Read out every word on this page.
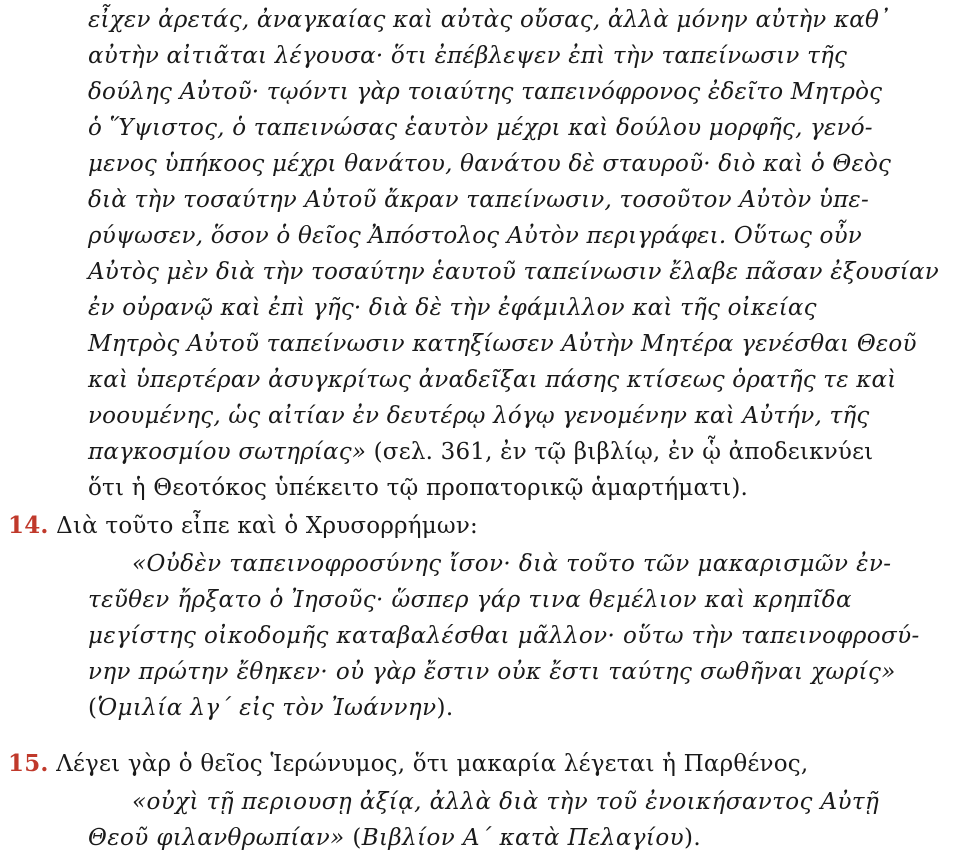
εἶχεν ἀρετάς, ἀναγκαίας καὶ αὐτὰς οὔσας, ἀλλὰ μόνην αὐτὴν καθ᾽
αὐτὴν αἰτιᾶται λέγουσα· ὅτι ἐπέβλεψεν ἐπὶ τὴν ταπείνωσιν τῆς
δούλης Αὐτοῦ· τῳόντι γὰρ τοιαύτης ταπεινόφρονος ἐδεῖτο Μητρὸς
ὁ Ὕψιστος, ὁ ταπεινώσας ἑαυτὸν μέχρι καὶ δούλου μορφῆς, γενό-
μενος ὑπήκοος μέχρι θανάτου, θανάτου δὲ σταυροῦ· διὸ καὶ ὁ Θεὸς
διὰ τὴν τοσαύτην Αὐτοῦ ἄκραν ταπείνωσιν, τοσοῦτον Αὐτὸν ὑπε-
ρύψωσεν, ὅσον ὁ θεῖος Ἀπόστολος Αὐτὸν περιγράφει. Οὕτως οὖν
Αὐτὸς μὲν διὰ τὴν τοσαύτην ἑαυτοῦ ταπείνωσιν ἔλαβε πᾶσαν ἐξουσίαν
ἐν οὐρανῷ καὶ ἐπὶ γῆς· διὰ δὲ τὴν ἐφάμιλλον καὶ τῆς οἰκείας
Μητρὸς Αὐτοῦ ταπείνωσιν κατηξίωσεν Αὐτὴν Μητέρα γενέσθαι Θεοῦ
καὶ ὑπερτέραν ἀσυγκρίτως ἀναδεῖξαι πάσης κτίσεως ὁρατῆς τε καὶ
νοουμένης, ὡς αἰτίαν ἐν δευτέρῳ λόγῳ γενομένην καὶ Αὐτήν, τῆς
παγκοσμίου σωτηρίας» (σελ. 361, ἐν τῷ βιβλίῳ, ἐν ᾧ ἀποδεικνύει
ὅτι ἡ Θεοτόκος ὑπέκειτο τῷ προπατορικῷ ἁμαρτήματι).
14. Διὰ τοῦτο εἶπε καὶ ὁ Χρυσορρήμων:
«Οὐδὲν ταπεινοφροσύνης ἴσον· διὰ τοῦτο τῶν μακαρισμῶν ἐν-
τεῦθεν ἤρξατο ὁ Ἰησοῦς· ὥσπερ γάρ τινα θεμέλιον καὶ κρηπῖδα
μεγίστης οἰκοδομῆς καταβαλέσθαι μᾶλλον· οὕτω τὴν ταπεινοφροσύ-
νην πρώτην ἔθηκεν· οὐ γὰρ ἔστιν οὐκ ἔστι ταύτης σωθῆναι χωρίς»
(Ὁμιλία λγ´ εἰς τὸν Ἰωάννην).
15. Λέγει γὰρ ὁ θεῖος Ἱερώνυμος, ὅτι μακαρία λέγεται ἡ Παρθένος,
«οὐχὶ τῇ περιουσῃ ἀξίᾳ, ἀλλὰ διὰ τὴν τοῦ ἐνοικήσαντος Αὐτῇ
Θεοῦ φιλανθρωπίαν» (Βιβλίον Α´ κατὰ Πελαγίου).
+++
=== Task requirements ===
Every line containing the string "Θεοῦ" must be listed.

=== The output ===
Μητρὸς Αὐτοῦ ταπείνωσιν κατηξίωσεν Αὐτὴν Μητέρα γενέσθαι Θεοῦ
Θεοῦ φιλανθρωπίαν» (Βιβλίον Α´ κατὰ Πελαγίου).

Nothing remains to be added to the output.